### AIM OF THE EXERCISE
Each record below is to be reproduced without any change.

Start

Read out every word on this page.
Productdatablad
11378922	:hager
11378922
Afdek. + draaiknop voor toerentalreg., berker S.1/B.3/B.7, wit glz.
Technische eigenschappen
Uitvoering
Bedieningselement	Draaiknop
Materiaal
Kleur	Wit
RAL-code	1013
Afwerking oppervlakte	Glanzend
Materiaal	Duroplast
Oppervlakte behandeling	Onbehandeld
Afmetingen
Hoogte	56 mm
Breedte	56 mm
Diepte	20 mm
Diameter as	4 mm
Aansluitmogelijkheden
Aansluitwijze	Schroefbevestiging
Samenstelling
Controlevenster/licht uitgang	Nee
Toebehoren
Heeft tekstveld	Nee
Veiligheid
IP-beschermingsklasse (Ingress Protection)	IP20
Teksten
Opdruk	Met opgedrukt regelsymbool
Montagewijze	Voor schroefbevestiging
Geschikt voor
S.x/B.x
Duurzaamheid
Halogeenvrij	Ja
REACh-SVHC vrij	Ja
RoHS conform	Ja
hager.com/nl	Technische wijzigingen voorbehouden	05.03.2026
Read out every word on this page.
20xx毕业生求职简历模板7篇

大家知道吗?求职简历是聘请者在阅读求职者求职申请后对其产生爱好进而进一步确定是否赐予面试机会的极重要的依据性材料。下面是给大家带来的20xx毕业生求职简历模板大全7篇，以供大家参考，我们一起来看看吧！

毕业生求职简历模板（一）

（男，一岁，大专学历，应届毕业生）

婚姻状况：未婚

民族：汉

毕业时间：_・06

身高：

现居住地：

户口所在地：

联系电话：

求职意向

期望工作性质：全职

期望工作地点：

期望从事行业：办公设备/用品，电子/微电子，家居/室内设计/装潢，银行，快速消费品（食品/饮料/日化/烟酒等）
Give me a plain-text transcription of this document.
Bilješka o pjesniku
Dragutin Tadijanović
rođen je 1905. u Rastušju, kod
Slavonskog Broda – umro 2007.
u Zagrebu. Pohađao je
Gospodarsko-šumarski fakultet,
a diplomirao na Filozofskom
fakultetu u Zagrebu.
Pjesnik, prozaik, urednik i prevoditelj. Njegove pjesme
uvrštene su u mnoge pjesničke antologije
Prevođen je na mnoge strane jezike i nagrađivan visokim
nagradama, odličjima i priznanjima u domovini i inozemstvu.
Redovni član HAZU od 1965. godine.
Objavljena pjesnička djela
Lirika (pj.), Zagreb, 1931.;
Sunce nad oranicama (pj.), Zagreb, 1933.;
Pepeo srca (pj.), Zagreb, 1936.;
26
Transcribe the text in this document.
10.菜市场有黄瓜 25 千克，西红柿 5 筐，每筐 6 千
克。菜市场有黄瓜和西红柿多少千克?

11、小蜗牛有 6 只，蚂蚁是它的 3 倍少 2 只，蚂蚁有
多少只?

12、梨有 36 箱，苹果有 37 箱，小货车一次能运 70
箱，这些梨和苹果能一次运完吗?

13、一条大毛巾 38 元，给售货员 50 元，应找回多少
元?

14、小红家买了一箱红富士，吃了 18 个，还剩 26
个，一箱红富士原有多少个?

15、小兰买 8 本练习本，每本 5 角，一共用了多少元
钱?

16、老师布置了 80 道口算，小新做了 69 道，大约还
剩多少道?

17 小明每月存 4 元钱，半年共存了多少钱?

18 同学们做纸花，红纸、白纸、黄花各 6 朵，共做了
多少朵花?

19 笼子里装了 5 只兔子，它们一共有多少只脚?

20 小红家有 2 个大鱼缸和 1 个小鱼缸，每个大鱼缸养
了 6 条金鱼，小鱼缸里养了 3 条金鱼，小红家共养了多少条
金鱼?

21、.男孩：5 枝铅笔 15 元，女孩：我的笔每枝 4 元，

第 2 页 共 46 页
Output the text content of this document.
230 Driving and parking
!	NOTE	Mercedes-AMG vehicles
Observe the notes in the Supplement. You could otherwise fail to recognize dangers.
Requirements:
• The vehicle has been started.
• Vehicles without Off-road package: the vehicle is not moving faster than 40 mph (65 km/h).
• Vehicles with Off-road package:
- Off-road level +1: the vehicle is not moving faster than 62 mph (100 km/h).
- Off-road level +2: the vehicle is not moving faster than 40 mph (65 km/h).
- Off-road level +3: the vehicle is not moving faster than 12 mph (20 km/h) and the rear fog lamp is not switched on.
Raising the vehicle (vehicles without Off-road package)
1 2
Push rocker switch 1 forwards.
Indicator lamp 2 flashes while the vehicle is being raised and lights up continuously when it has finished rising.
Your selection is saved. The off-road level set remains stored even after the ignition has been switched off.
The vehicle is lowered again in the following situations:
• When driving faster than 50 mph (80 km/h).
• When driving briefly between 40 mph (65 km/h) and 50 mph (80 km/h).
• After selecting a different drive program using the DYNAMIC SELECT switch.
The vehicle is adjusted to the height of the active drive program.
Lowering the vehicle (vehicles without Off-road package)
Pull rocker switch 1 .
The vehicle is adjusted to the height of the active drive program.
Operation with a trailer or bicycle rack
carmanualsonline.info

End

### WRITTEN SOLUTION
Read out every word on this page.
Productdatablad
11378922	:hager
11378922
Afdek. + draaiknop voor toerentalreg., berker S.1/B.3/B.7, wit glz.
Technische eigenschappen
Uitvoering
Bedieningselement	Draaiknop
Materiaal
Kleur	Wit
RAL-code	1013
Afwerking oppervlakte	Glanzend
Materiaal	Duroplast
Oppervlakte behandeling	Onbehandeld
Afmetingen
Hoogte	56 mm
Breedte	56 mm
Diepte	20 mm
Diameter as	4 mm
Aansluitmogelijkheden
Aansluitwijze	Schroefbevestiging
Samenstelling
Controlevenster/licht uitgang	Nee
Toebehoren
Heeft tekstveld	Nee
Veiligheid
IP-beschermingsklasse (Ingress Protection)	IP20
Teksten
Opdruk	Met opgedrukt regelsymbool
Montagewijze	Voor schroefbevestiging
Geschikt voor
S.x/B.x
Duurzaamheid
Halogeenvrij	Ja
REACh-SVHC vrij	Ja
RoHS conform	Ja
hager.com/nl	Technische wijzigingen voorbehouden	05.03.2026
Read out every word on this page.
20xx毕业生求职简历模板7篇

大家知道吗?求职简历是聘请者在阅读求职者求职申请后对其产生爱好进而进一步确定是否赐予面试机会的极重要的依据性材料。下面是给大家带来的20xx毕业生求职简历模板大全7篇，以供大家参考，我们一起来看看吧！

毕业生求职简历模板（一）

（男，一岁，大专学历，应届毕业生）

婚姻状况：未婚

民族：汉

毕业时间：_・06

身高：

现居住地：

户口所在地：

联系电话：

求职意向

期望工作性质：全职

期望工作地点：

期望从事行业：办公设备/用品，电子/微电子，家居/室内设计/装潢，银行，快速消费品（食品/饮料/日化/烟酒等）
Give me a plain-text transcription of this document.
Bilješka o pjesniku
Dragutin Tadijanović
rođen je 1905. u Rastušju, kod
Slavonskog Broda – umro 2007.
u Zagrebu. Pohađao je
Gospodarsko-šumarski fakultet,
a diplomirao na Filozofskom
fakultetu u Zagrebu.
Pjesnik, prozaik, urednik i prevoditelj. Njegove pjesme
uvrštene su u mnoge pjesničke antologije
Prevođen je na mnoge strane jezike i nagrađivan visokim
nagradama, odličjima i priznanjima u domovini i inozemstvu.
Redovni član HAZU od 1965. godine.
Objavljena pjesnička djela
Lirika (pj.), Zagreb, 1931.;
Sunce nad oranicama (pj.), Zagreb, 1933.;
Pepeo srca (pj.), Zagreb, 1936.;
26
Transcribe the text in this document.
10.菜市场有黄瓜 25 千克，西红柿 5 筐，每筐 6 千
克。菜市场有黄瓜和西红柿多少千克?

11、小蜗牛有 6 只，蚂蚁是它的 3 倍少 2 只，蚂蚁有
多少只?

12、梨有 36 箱，苹果有 37 箱，小货车一次能运 70
箱，这些梨和苹果能一次运完吗?

13、一条大毛巾 38 元，给售货员 50 元，应找回多少
元?

14、小红家买了一箱红富士，吃了 18 个，还剩 26
个，一箱红富士原有多少个?

15、小兰买 8 本练习本，每本 5 角，一共用了多少元
钱?

16、老师布置了 80 道口算，小新做了 69 道，大约还
剩多少道?

17 小明每月存 4 元钱，半年共存了多少钱?

18 同学们做纸花，红纸、白纸、黄花各 6 朵，共做了
多少朵花?

19 笼子里装了 5 只兔子，它们一共有多少只脚?

20 小红家有 2 个大鱼缸和 1 个小鱼缸，每个大鱼缸养
了 6 条金鱼，小鱼缸里养了 3 条金鱼，小红家共养了多少条
金鱼?

21、.男孩：5 枝铅笔 15 元，女孩：我的笔每枝 4 元，

第 2 页 共 46 页
Output the text content of this document.
230 Driving and parking
!	NOTE	Mercedes-AMG vehicles
Observe the notes in the Supplement. You could otherwise fail to recognize dangers.
Requirements:
• The vehicle has been started.
• Vehicles without Off-road package: the vehicle is not moving faster than 40 mph (65 km/h).
• Vehicles with Off-road package:
- Off-road level +1: the vehicle is not moving faster than 62 mph (100 km/h).
- Off-road level +2: the vehicle is not moving faster than 40 mph (65 km/h).
- Off-road level +3: the vehicle is not moving faster than 12 mph (20 km/h) and the rear fog lamp is not switched on.
Raising the vehicle (vehicles without Off-road package)
1 2
Push rocker switch 1 forwards.
Indicator lamp 2 flashes while the vehicle is being raised and lights up continuously when it has finished rising.
Your selection is saved. The off-road level set remains stored even after the ignition has been switched off.
The vehicle is lowered again in the following situations:
• When driving faster than 50 mph (80 km/h).
• When driving briefly between 40 mph (65 km/h) and 50 mph (80 km/h).
• After selecting a different drive program using the DYNAMIC SELECT switch.
The vehicle is adjusted to the height of the active drive program.
Lowering the vehicle (vehicles without Off-road package)
Pull rocker switch 1 .
The vehicle is adjusted to the height of the active drive program.
Operation with a trailer or bicycle rack
carmanualsonline.info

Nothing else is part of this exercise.